◆ **Stated problem**: Find each line holding the word "color" and give the total alone.

* begin Stored data *

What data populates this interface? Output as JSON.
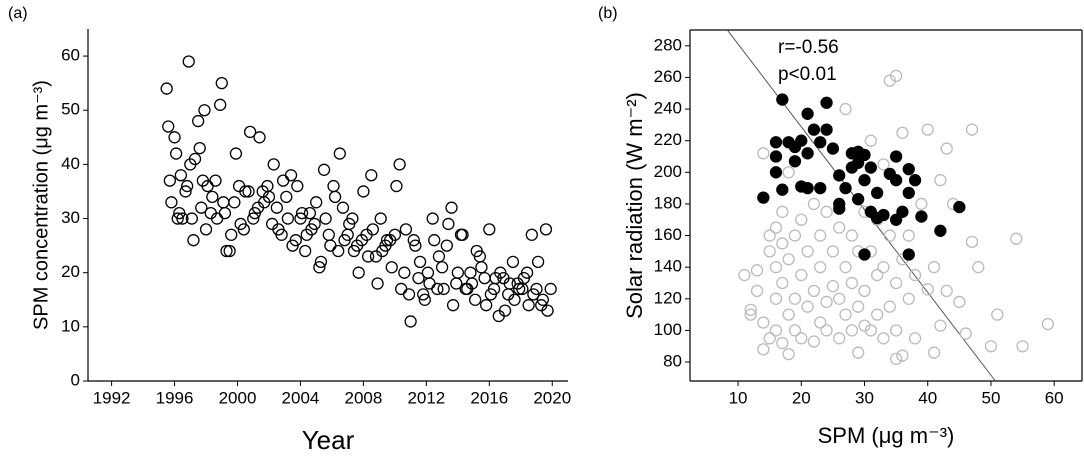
{
  "chart_data": [
    {
      "type": "scatter",
      "panel_label": "(a)",
      "x_label": "Year",
      "y_label": "SPM concentration (μg m⁻³)",
      "xlim": [
        1990.5,
        2021
      ],
      "ylim": [
        0,
        65
      ],
      "xticks": [
        1992,
        1996,
        2000,
        2004,
        2008,
        2012,
        2016,
        2020
      ],
      "yticks": [
        0,
        10,
        20,
        30,
        40,
        50,
        60
      ],
      "series": [
        {
          "color": "#000000",
          "filled": false,
          "x": [
            1995.5,
            1995.6,
            1995.8,
            1996,
            1996.2,
            1996.4,
            1996.7,
            1996.9,
            1997.1,
            1997.3,
            1997.5,
            1997.7,
            1997.9,
            1998.1,
            1998.3,
            1998.6,
            1998.9,
            1999.1,
            1999.3,
            1999.6,
            1999.9,
            2000.2,
            2000.5,
            2000.8,
            2001.1,
            2001.4,
            2001.7,
            2002,
            2002.3,
            2002.6,
            2002.9,
            2003.2,
            2003.5,
            2003.8,
            2004.1,
            2004.4,
            2004.7,
            2005,
            2005.3,
            2005.6,
            2005.9,
            2006.2,
            2006.5,
            2006.8,
            2007.1,
            2007.4,
            2007.7,
            2008,
            2008.3,
            2008.6,
            2008.9,
            2009.2,
            2009.5,
            2009.8,
            2010.1,
            2010.4,
            2010.7,
            2011,
            2011.3,
            2011.6,
            2011.9,
            2012.2,
            2012.5,
            2012.8,
            2013.1,
            2013.4,
            2013.7,
            2014,
            2014.3,
            2014.6,
            2014.9,
            2015.2,
            2015.5,
            2015.8,
            2016.1,
            2016.4,
            2016.7,
            2017,
            2017.3,
            2017.6,
            2017.9,
            2018.2,
            2018.5,
            2018.8,
            2019.1,
            2019.4,
            2019.7,
            1995.7,
            1996.1,
            1996.3,
            1996.5,
            1996.8,
            1997.0,
            1997.2,
            1997.6,
            1997.8,
            1998.0,
            1998.4,
            1998.7,
            1999.0,
            1999.2,
            1999.5,
            1999.8,
            2000.1,
            2000.4,
            2000.7,
            2001.0,
            2001.3,
            2001.6,
            2001.9,
            2002.2,
            2002.5,
            2002.8,
            2003.1,
            2003.4,
            2003.7,
            2004.0,
            2004.3,
            2004.6,
            2004.9,
            2005.2,
            2005.5,
            2005.8,
            2006.1,
            2006.4,
            2006.7,
            2007.0,
            2007.3,
            2007.6,
            2007.9,
            2008.2,
            2008.5,
            2008.8,
            2009.1,
            2009.4,
            2009.7,
            2010.0,
            2010.3,
            2010.6,
            2010.9,
            2011.2,
            2011.5,
            2011.8,
            2012.1,
            2012.4,
            2012.7,
            2013.0,
            2013.3,
            2013.6,
            2013.9,
            2014.2,
            2014.5,
            2014.8,
            2015.1,
            2015.4,
            2015.7,
            2016.0,
            2016.3,
            2016.6,
            2016.9,
            2017.2,
            2017.5,
            2017.8,
            2018.1,
            2018.4,
            2018.7,
            2019.0,
            2019.3,
            2019.6,
            2019.9
          ],
          "values": [
            54,
            47,
            33,
            45,
            30,
            38,
            35,
            59,
            30,
            41,
            48,
            32,
            50,
            36,
            31,
            37,
            51,
            33,
            24,
            27,
            42,
            29,
            35,
            46,
            31,
            45,
            33,
            34,
            40,
            28,
            37,
            30,
            25,
            36,
            31,
            27,
            28,
            33,
            22,
            30,
            25,
            34,
            42,
            26,
            29,
            24,
            20,
            35,
            23,
            28,
            18,
            24,
            26,
            21,
            36,
            17,
            28,
            11,
            25,
            22,
            15,
            18,
            26,
            23,
            17,
            29,
            14,
            20,
            27,
            17,
            18,
            24,
            21,
            14,
            16,
            19,
            20,
            13,
            18,
            15,
            17,
            19,
            14,
            16,
            22,
            15,
            13,
            37,
            42,
            31,
            30,
            36,
            40,
            26,
            43,
            37,
            28,
            34,
            30,
            55,
            31,
            24,
            33,
            36,
            28,
            35,
            30,
            32,
            35,
            36,
            29,
            32,
            27,
            34,
            38,
            26,
            30,
            24,
            31,
            29,
            21,
            39,
            27,
            36,
            24,
            32,
            27,
            30,
            25,
            26,
            27,
            38,
            23,
            30,
            25,
            26,
            27,
            40,
            20,
            16,
            26,
            19,
            16,
            20,
            30,
            17,
            21,
            25,
            32,
            18,
            27,
            17,
            20,
            15,
            23,
            19,
            28,
            17,
            12,
            19,
            16,
            22,
            18,
            17,
            20,
            27,
            17,
            14,
            28,
            17
          ]
        }
      ]
    },
    {
      "type": "scatter",
      "panel_label": "(b)",
      "x_label": "SPM (μg m⁻³)",
      "y_label": "Solar radiation (W m⁻²)",
      "annotations": [
        "r=-0.56",
        "p<0.01"
      ],
      "box": true,
      "xlim": [
        2.4,
        64.4
      ],
      "ylim": [
        68,
        290
      ],
      "xticks": [
        10,
        20,
        30,
        40,
        50,
        60
      ],
      "yticks": [
        80,
        100,
        120,
        140,
        160,
        180,
        200,
        220,
        240,
        260,
        280
      ],
      "fit_line": {
        "color": "#555555",
        "x": [
          8.4,
          50.7
        ],
        "y": [
          289.5,
          68
        ]
      },
      "series": [
        {
          "color": "#bbbbbb",
          "filled": false,
          "x": [
            11,
            12,
            12,
            13,
            13,
            14,
            14,
            14,
            15,
            15,
            15,
            16,
            16,
            16,
            16,
            17,
            17,
            17,
            17,
            18,
            18,
            18,
            18,
            19,
            19,
            19,
            20,
            20,
            20,
            21,
            21,
            22,
            22,
            22,
            23,
            23,
            23,
            24,
            24,
            24,
            25,
            25,
            26,
            26,
            26,
            27,
            27,
            27,
            28,
            28,
            28,
            29,
            29,
            29,
            30,
            30,
            30,
            31,
            31,
            31,
            32,
            32,
            32,
            33,
            33,
            33,
            34,
            34,
            34,
            35,
            35,
            35,
            35,
            36,
            36,
            36,
            37,
            37,
            38,
            38,
            39,
            40,
            40,
            41,
            41,
            42,
            42,
            43,
            43,
            44,
            45,
            46,
            47,
            47,
            48,
            50,
            51,
            54,
            55,
            59
          ],
          "values": [
            135,
            110,
            113,
            125,
            138,
            88,
            105,
            212,
            150,
            160,
            95,
            100,
            120,
            140,
            165,
            92,
            130,
            155,
            175,
            85,
            110,
            145,
            200,
            100,
            120,
            160,
            95,
            135,
            170,
            115,
            150,
            93,
            125,
            180,
            105,
            140,
            160,
            100,
            118,
            175,
            128,
            150,
            95,
            120,
            165,
            110,
            140,
            240,
            100,
            130,
            160,
            86,
            115,
            150,
            103,
            125,
            175,
            100,
            150,
            220,
            110,
            135,
            170,
            95,
            140,
            205,
            115,
            160,
            258,
            82,
            100,
            130,
            261,
            84,
            145,
            225,
            120,
            160,
            95,
            135,
            180,
            126,
            227,
            86,
            140,
            103,
            195,
            125,
            215,
            180,
            118,
            98,
            227,
            156,
            140,
            90,
            110,
            158,
            90,
            104
          ]
        },
        {
          "color": "#000000",
          "filled": true,
          "x": [
            14,
            16,
            16,
            16,
            17,
            17,
            18,
            19,
            19,
            20,
            20,
            21,
            21,
            21,
            22,
            23,
            23,
            24,
            24,
            25,
            26,
            26,
            26,
            27,
            28,
            28,
            29,
            29,
            29,
            30,
            30,
            30,
            31,
            31,
            32,
            32,
            33,
            34,
            35,
            35,
            35,
            36,
            37,
            37,
            37,
            38,
            39,
            42,
            45
          ],
          "values": [
            184,
            219,
            210,
            200,
            246,
            189,
            219,
            216,
            207,
            220,
            191,
            190,
            212,
            237,
            227,
            190,
            219,
            244,
            227,
            215,
            198,
            180,
            177,
            190,
            212,
            203,
            213,
            206,
            183,
            211,
            195,
            148,
            203,
            175,
            187,
            171,
            173,
            199,
            210,
            170,
            195,
            175,
            202,
            187,
            148,
            195,
            172,
            163,
            178
          ]
        }
      ]
    }
  ]
}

* end Stored data *

◆ **Output**: 4